_What you have to do_
Print all of the data exactly as written.

_Stored records_

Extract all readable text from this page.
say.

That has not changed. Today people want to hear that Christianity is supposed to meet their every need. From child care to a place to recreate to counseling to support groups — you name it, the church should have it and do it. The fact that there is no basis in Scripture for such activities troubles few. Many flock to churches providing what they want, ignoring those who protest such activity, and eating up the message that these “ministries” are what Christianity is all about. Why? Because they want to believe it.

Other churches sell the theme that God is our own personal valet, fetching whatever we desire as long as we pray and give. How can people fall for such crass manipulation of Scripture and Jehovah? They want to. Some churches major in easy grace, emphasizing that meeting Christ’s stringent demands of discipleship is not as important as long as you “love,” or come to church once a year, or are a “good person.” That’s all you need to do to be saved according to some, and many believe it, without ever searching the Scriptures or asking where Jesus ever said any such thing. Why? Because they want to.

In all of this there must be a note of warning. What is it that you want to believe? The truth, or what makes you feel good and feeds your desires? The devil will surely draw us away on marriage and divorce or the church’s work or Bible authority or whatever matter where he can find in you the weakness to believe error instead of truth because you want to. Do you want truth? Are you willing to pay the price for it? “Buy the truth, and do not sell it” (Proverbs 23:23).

_Exercise response_
Extract all readable text from this page.
say.

That has not changed. Today people want to hear that Christianity is supposed to meet their every need. From child care to a place to recreate to counseling to support groups — you name it, the church should have it and do it. The fact that there is no basis in Scripture for such activities troubles few. Many flock to churches providing what they want, ignoring those who protest such activity, and eating up the message that these “ministries” are what Christianity is all about. Why? Because they want to believe it.

Other churches sell the theme that God is our own personal valet, fetching whatever we desire as long as we pray and give. How can people fall for such crass manipulation of Scripture and Jehovah? They want to. Some churches major in easy grace, emphasizing that meeting Christ’s stringent demands of discipleship is not as important as long as you “love,” or come to church once a year, or are a “good person.” That’s all you need to do to be saved according to some, and many believe it, without ever searching the Scriptures or asking where Jesus ever said any such thing. Why? Because they want to.

In all of this there must be a note of warning. What is it that you want to believe? The truth, or what makes you feel good and feeds your desires? The devil will surely draw us away on marriage and divorce or the church’s work or Bible authority or whatever matter where he can find in you the weakness to believe error instead of truth because you want to. Do you want truth? Are you willing to pay the price for it? “Buy the truth, and do not sell it” (Proverbs 23:23).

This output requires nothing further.